Provided records:
BEGIN

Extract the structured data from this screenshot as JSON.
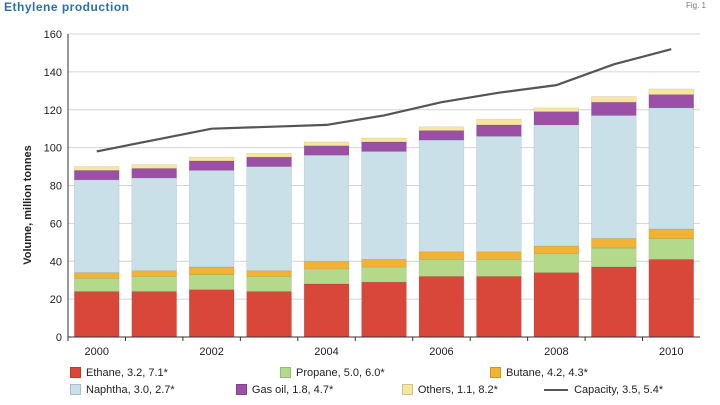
{
  "header": {
    "title": "Ethylene production",
    "fig": "Fig. 1"
  },
  "chart_data": {
    "type": "bar",
    "stacked": true,
    "title": "Ethylene production",
    "ylabel": "Volume, million tonnes",
    "ylim": [
      0,
      160
    ],
    "yticks": [
      0,
      20,
      40,
      60,
      80,
      100,
      120,
      140,
      160
    ],
    "categories": [
      "2000",
      "2001",
      "2002",
      "2003",
      "2004",
      "2005",
      "2006",
      "2007",
      "2008",
      "2009",
      "2010"
    ],
    "xtick_labels": [
      "2000",
      "",
      "2002",
      "",
      "2004",
      "",
      "2006",
      "",
      "2008",
      "",
      "2010"
    ],
    "grid": true,
    "legend_position": "bottom",
    "series": [
      {
        "name": "Ethane, 3.2, 7.1*",
        "color": "#d9473a",
        "values": [
          24,
          24,
          25,
          24,
          28,
          29,
          32,
          32,
          34,
          37,
          41
        ]
      },
      {
        "name": "Propane, 5.0, 6.0*",
        "color": "#b5d98a",
        "values": [
          7,
          8,
          8,
          8,
          8,
          8,
          9,
          9,
          10,
          10,
          11
        ]
      },
      {
        "name": "Butane, 4.2, 4.3*",
        "color": "#f2b233",
        "values": [
          3,
          3,
          4,
          3,
          4,
          4,
          4,
          4,
          4,
          5,
          5
        ]
      },
      {
        "name": "Naphtha, 3.0, 2.7*",
        "color": "#c9e0e9",
        "values": [
          49,
          49,
          51,
          55,
          56,
          57,
          59,
          61,
          64,
          65,
          64
        ]
      },
      {
        "name": "Gas oil, 1.8, 4.7*",
        "color": "#9b4fa5",
        "values": [
          5,
          5,
          5,
          5,
          5,
          5,
          5,
          6,
          7,
          7,
          7
        ]
      },
      {
        "name": "Others, 1.1, 8.2*",
        "color": "#f7e6a0",
        "values": [
          2,
          2,
          2,
          2,
          2,
          2,
          2,
          3,
          2,
          3,
          3
        ]
      }
    ],
    "capacity": {
      "name": "Capacity, 3.5, 5.4*",
      "color": "#555555",
      "values": [
        98,
        104,
        110,
        111,
        112,
        117,
        124,
        129,
        133,
        144,
        152
      ]
    }
  }
}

END

Your instructions:
Reproduce each line exactly, please, except for any pictures.

Task response:
Extract the structured data from this screenshot as JSON.
{
  "header": {
    "title": "Ethylene production",
    "fig": "Fig. 1"
  },
  "chart_data": {
    "type": "bar",
    "stacked": true,
    "title": "Ethylene production",
    "ylabel": "Volume, million tonnes",
    "ylim": [
      0,
      160
    ],
    "yticks": [
      0,
      20,
      40,
      60,
      80,
      100,
      120,
      140,
      160
    ],
    "categories": [
      "2000",
      "2001",
      "2002",
      "2003",
      "2004",
      "2005",
      "2006",
      "2007",
      "2008",
      "2009",
      "2010"
    ],
    "xtick_labels": [
      "2000",
      "",
      "2002",
      "",
      "2004",
      "",
      "2006",
      "",
      "2008",
      "",
      "2010"
    ],
    "grid": true,
    "legend_position": "bottom",
    "series": [
      {
        "name": "Ethane, 3.2, 7.1*",
        "color": "#d9473a",
        "values": [
          24,
          24,
          25,
          24,
          28,
          29,
          32,
          32,
          34,
          37,
          41
        ]
      },
      {
        "name": "Propane, 5.0, 6.0*",
        "color": "#b5d98a",
        "values": [
          7,
          8,
          8,
          8,
          8,
          8,
          9,
          9,
          10,
          10,
          11
        ]
      },
      {
        "name": "Butane, 4.2, 4.3*",
        "color": "#f2b233",
        "values": [
          3,
          3,
          4,
          3,
          4,
          4,
          4,
          4,
          4,
          5,
          5
        ]
      },
      {
        "name": "Naphtha, 3.0, 2.7*",
        "color": "#c9e0e9",
        "values": [
          49,
          49,
          51,
          55,
          56,
          57,
          59,
          61,
          64,
          65,
          64
        ]
      },
      {
        "name": "Gas oil, 1.8, 4.7*",
        "color": "#9b4fa5",
        "values": [
          5,
          5,
          5,
          5,
          5,
          5,
          5,
          6,
          7,
          7,
          7
        ]
      },
      {
        "name": "Others, 1.1, 8.2*",
        "color": "#f7e6a0",
        "values": [
          2,
          2,
          2,
          2,
          2,
          2,
          2,
          3,
          2,
          3,
          3
        ]
      }
    ],
    "capacity": {
      "name": "Capacity, 3.5, 5.4*",
      "color": "#555555",
      "values": [
        98,
        104,
        110,
        111,
        112,
        117,
        124,
        129,
        133,
        144,
        152
      ]
    }
  }
}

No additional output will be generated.